■ YOUR GOAL: Copy out every line of the records where the string "resulta" occurs.

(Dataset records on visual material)

++++++++

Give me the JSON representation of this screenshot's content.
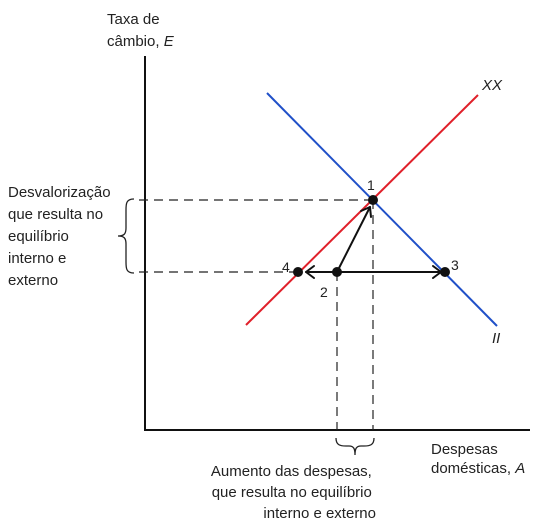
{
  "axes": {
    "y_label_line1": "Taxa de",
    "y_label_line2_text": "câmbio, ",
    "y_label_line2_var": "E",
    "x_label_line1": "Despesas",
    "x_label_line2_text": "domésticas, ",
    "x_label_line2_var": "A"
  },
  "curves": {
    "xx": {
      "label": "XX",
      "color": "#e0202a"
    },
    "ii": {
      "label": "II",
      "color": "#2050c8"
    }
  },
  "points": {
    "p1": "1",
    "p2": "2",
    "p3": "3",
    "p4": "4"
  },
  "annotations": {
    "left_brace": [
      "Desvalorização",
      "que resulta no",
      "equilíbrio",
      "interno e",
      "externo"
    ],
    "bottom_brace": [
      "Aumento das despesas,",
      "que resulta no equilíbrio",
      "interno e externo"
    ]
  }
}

++++++++

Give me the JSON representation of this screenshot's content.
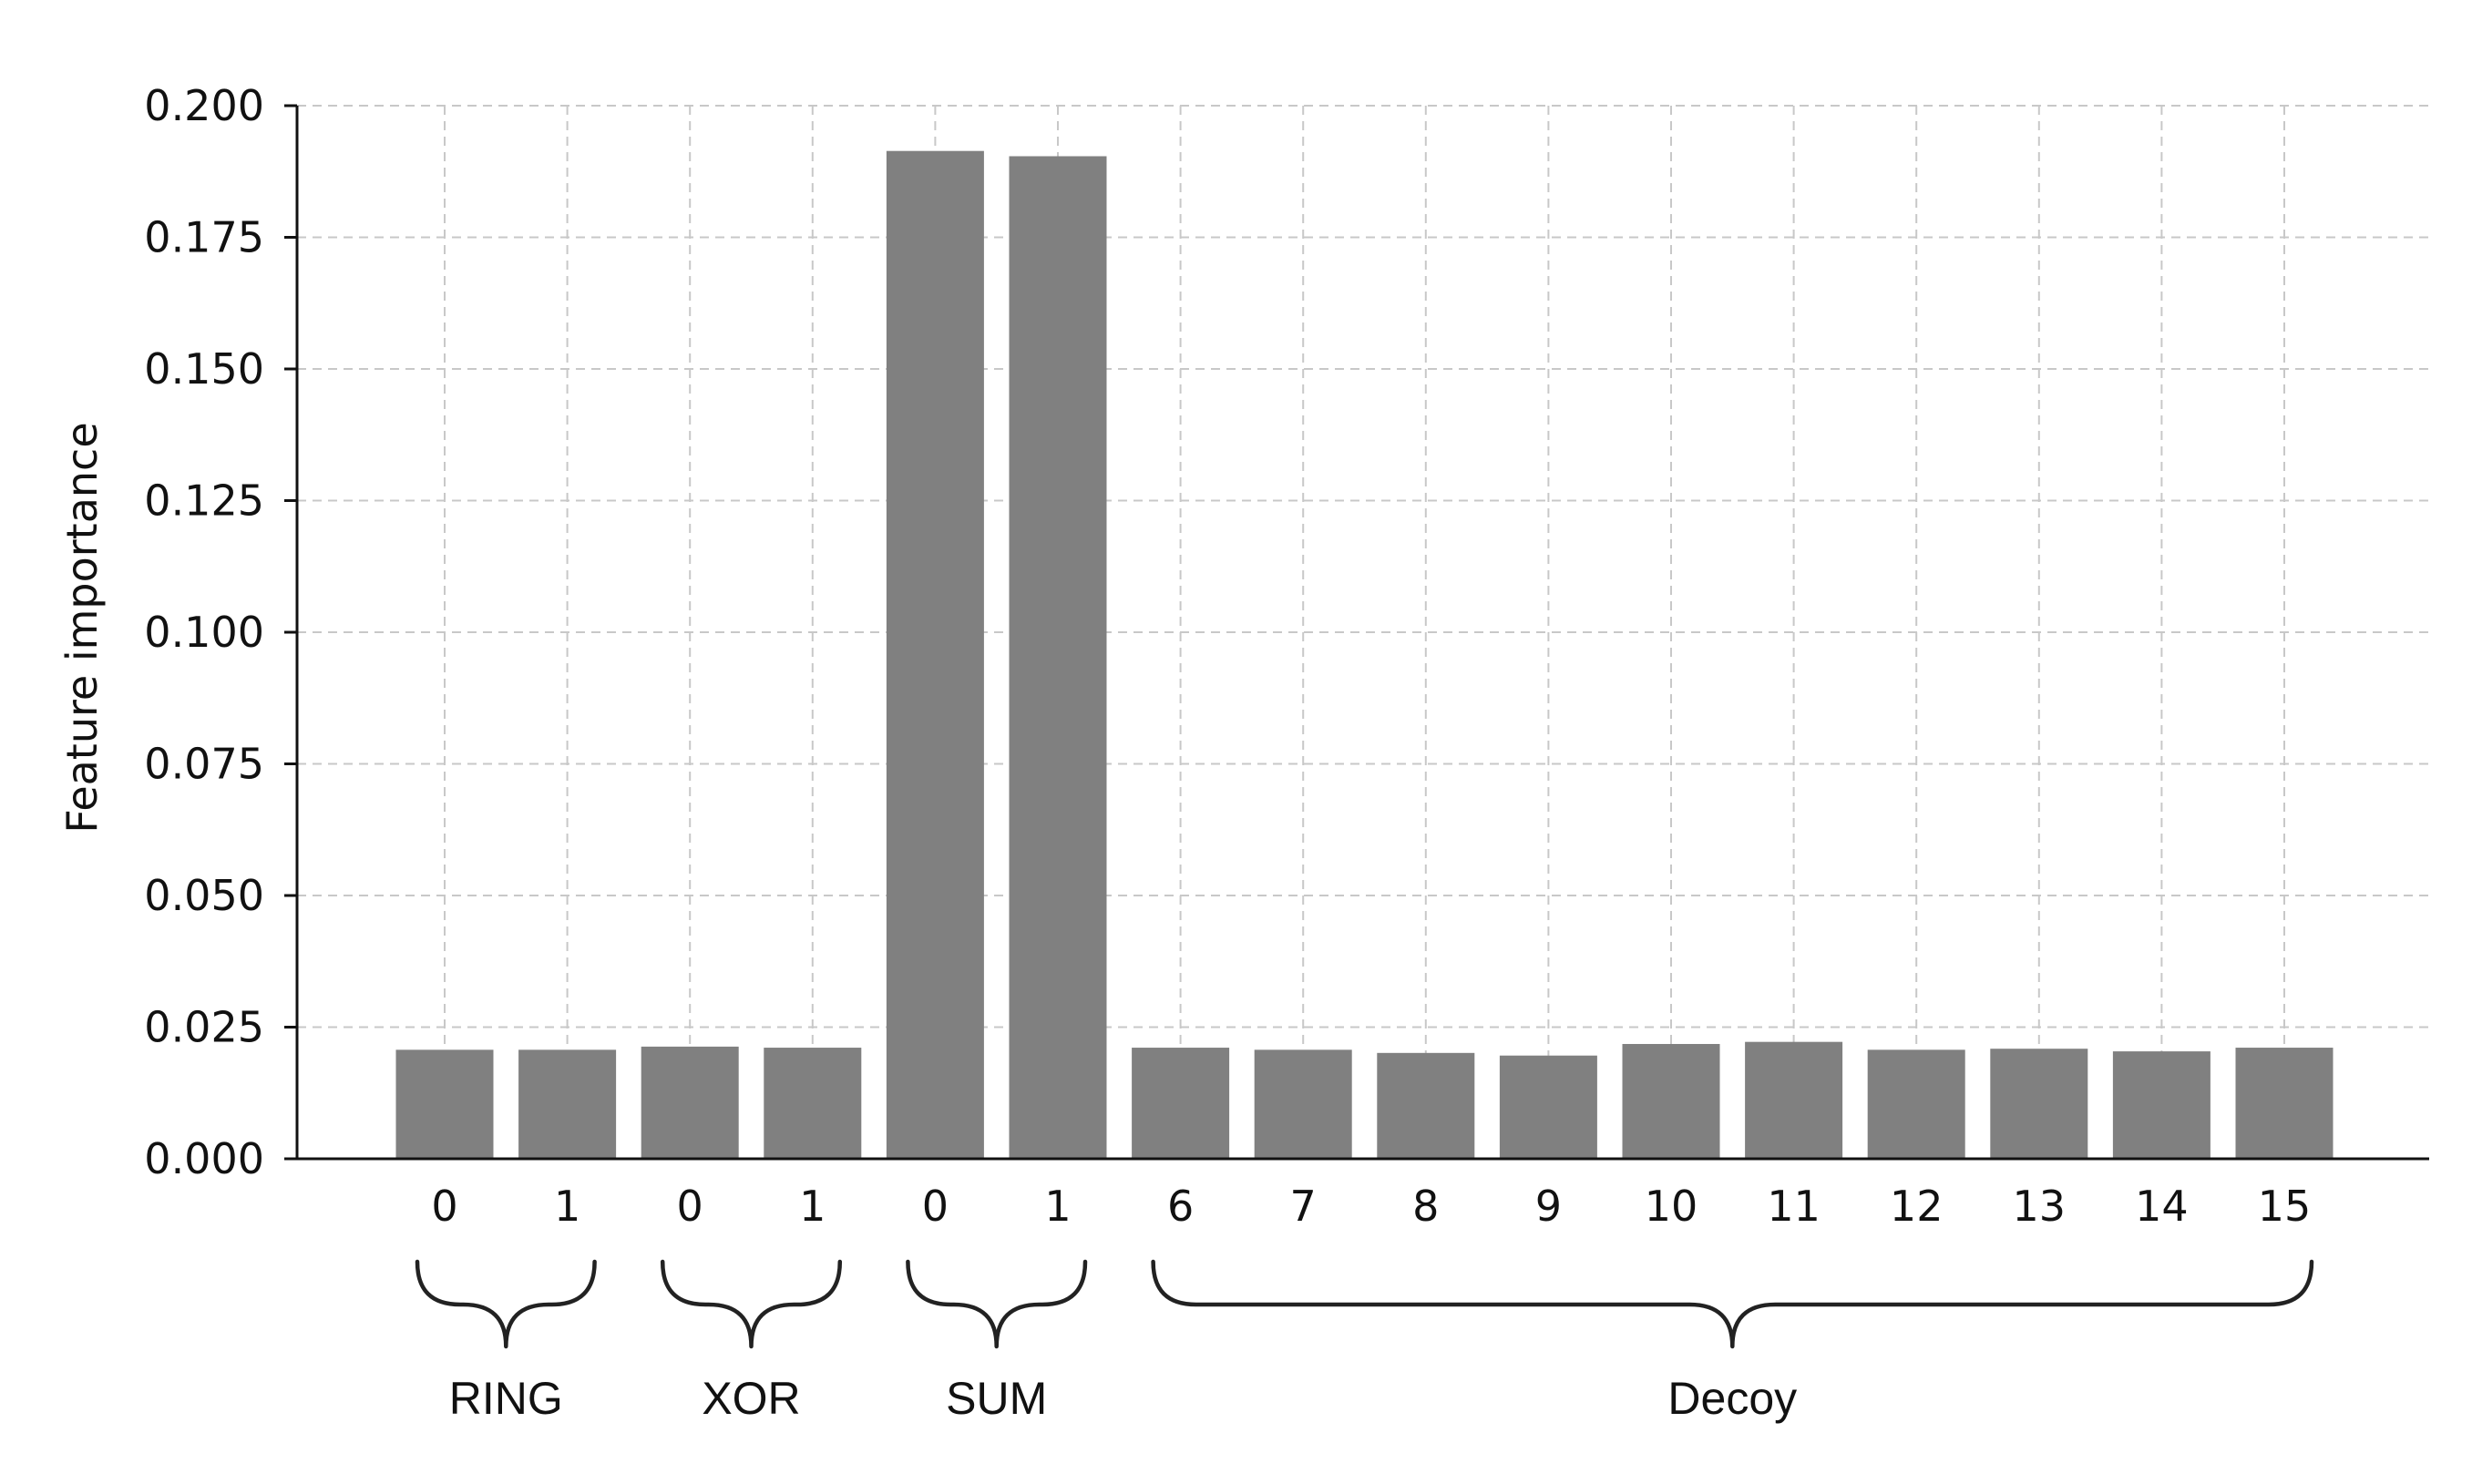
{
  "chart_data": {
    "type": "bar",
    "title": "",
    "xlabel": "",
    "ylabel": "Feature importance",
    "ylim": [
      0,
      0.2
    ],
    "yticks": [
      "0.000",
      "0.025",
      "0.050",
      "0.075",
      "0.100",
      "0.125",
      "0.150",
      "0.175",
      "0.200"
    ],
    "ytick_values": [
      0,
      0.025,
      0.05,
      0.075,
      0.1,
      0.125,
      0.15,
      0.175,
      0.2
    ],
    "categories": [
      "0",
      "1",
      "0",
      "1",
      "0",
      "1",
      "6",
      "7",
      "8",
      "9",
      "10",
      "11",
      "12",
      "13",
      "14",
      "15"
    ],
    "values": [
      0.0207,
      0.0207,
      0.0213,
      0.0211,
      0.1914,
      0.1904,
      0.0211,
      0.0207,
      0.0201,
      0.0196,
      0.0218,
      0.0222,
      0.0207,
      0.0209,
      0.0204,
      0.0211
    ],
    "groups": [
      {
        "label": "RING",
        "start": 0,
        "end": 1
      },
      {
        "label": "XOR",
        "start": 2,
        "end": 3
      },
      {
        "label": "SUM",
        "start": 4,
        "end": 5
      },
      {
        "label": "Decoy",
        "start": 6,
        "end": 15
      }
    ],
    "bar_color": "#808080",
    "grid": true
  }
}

++++++++

■ WRITTEN ANSWER:
      "que resulta no",
      "que resulta no equilíbrio",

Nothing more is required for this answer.